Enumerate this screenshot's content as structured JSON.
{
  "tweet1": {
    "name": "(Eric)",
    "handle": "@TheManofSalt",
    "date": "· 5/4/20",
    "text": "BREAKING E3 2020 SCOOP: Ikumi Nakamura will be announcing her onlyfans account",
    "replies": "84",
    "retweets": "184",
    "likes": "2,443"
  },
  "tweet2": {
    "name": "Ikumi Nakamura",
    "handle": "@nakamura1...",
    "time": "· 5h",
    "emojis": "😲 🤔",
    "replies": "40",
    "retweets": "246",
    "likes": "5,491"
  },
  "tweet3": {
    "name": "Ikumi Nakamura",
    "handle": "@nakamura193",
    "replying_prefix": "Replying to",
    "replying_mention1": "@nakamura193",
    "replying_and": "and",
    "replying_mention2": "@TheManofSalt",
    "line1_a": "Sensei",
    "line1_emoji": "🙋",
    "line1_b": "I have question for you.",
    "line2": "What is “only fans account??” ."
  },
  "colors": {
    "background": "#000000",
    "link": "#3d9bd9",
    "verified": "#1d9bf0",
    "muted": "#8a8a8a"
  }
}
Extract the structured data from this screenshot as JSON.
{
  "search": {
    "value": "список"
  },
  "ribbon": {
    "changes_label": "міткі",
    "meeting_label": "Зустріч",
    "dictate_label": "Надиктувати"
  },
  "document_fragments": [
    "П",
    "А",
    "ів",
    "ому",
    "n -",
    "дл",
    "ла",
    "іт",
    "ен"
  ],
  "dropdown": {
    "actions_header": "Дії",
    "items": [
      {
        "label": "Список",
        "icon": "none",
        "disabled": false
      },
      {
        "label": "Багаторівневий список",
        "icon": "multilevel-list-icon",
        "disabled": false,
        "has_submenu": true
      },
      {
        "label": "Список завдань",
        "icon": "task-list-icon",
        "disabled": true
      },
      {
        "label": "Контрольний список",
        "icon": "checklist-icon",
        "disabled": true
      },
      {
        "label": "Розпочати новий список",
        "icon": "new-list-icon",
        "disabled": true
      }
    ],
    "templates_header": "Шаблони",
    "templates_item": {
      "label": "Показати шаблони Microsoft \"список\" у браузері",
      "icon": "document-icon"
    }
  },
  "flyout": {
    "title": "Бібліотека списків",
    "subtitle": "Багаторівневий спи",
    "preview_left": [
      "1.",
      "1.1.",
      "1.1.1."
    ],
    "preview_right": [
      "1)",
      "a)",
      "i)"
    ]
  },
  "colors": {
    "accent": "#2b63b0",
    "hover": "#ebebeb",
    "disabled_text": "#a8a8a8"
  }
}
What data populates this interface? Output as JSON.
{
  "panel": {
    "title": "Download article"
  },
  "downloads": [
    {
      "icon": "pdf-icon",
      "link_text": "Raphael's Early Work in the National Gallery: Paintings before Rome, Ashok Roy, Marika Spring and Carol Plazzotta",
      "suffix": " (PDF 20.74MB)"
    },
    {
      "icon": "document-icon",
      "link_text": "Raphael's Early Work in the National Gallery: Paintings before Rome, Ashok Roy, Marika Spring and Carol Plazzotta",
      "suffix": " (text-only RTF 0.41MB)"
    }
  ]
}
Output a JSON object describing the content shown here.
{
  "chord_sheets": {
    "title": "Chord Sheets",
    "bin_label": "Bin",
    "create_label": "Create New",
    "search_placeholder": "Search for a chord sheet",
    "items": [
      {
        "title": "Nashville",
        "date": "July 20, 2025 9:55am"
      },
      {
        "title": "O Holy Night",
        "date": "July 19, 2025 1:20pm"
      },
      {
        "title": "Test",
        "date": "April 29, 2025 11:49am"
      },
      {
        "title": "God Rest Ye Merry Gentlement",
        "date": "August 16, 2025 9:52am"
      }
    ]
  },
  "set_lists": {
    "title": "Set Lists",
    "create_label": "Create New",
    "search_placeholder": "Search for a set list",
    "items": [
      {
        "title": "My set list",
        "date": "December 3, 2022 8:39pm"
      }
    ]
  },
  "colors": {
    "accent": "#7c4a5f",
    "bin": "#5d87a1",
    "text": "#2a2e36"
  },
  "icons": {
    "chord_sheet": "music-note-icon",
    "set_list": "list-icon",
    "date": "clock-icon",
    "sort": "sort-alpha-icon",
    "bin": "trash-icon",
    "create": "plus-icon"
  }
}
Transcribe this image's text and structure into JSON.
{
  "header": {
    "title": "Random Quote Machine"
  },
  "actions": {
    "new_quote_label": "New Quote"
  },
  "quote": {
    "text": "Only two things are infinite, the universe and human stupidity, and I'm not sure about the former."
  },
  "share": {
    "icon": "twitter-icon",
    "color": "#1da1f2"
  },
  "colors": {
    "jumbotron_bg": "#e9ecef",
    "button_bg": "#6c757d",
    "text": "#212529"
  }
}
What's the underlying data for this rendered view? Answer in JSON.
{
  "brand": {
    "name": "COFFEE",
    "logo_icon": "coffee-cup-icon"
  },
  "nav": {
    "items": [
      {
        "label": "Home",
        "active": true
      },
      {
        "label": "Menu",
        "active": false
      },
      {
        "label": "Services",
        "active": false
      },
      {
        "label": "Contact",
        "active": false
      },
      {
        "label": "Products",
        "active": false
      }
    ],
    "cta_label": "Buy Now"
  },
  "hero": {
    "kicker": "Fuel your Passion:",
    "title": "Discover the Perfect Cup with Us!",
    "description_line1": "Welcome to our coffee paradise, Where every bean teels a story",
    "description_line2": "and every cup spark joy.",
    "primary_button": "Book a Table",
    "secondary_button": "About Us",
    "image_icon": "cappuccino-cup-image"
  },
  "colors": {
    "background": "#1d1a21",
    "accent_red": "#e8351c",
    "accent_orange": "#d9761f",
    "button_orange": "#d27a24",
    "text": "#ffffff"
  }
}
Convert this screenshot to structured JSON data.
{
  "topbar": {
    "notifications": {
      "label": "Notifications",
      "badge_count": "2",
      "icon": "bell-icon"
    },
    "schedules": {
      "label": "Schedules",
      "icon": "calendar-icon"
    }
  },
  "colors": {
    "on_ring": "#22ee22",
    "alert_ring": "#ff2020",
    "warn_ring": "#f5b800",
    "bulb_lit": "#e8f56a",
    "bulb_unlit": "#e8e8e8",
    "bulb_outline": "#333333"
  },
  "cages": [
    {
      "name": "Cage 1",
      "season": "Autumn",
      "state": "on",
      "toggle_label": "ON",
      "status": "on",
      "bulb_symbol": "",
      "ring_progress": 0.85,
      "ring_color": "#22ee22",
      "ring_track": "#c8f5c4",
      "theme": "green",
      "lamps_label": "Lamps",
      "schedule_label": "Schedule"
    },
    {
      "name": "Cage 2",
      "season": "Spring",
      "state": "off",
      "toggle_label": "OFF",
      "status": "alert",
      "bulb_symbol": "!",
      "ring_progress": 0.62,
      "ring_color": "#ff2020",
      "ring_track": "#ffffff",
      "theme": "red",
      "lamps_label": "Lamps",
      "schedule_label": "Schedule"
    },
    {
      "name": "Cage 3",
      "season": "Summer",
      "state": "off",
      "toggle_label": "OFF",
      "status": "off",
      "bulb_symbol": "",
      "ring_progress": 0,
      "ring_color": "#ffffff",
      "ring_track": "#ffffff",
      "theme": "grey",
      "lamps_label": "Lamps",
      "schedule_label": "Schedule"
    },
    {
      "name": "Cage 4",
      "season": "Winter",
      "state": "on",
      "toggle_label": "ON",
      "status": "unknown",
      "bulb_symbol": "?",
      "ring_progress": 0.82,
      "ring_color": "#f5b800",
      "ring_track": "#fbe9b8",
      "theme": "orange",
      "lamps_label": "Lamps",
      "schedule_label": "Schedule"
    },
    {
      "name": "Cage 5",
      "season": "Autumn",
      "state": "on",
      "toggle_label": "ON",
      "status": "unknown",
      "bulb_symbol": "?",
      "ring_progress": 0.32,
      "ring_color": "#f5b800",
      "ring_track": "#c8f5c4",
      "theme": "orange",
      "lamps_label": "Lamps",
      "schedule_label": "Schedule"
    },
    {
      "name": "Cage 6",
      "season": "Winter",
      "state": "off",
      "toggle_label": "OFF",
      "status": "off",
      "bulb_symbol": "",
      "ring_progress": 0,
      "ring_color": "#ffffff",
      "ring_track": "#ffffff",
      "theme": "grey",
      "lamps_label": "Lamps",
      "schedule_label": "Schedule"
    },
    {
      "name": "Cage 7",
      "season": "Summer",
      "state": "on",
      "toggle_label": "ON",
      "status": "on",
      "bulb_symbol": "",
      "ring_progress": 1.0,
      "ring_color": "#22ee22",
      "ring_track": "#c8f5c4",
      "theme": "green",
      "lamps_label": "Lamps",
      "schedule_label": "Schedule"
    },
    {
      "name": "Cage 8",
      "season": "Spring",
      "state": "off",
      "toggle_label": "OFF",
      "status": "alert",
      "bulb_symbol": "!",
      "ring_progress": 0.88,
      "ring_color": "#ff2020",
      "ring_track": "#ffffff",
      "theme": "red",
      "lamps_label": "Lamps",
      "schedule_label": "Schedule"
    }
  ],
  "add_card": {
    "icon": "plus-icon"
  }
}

-----

## Problem statement
Copy, from the material above, each line in which the string "background" occurs.

## Solution for this task
    "background": "#000000",
    "background": "#1d1a21",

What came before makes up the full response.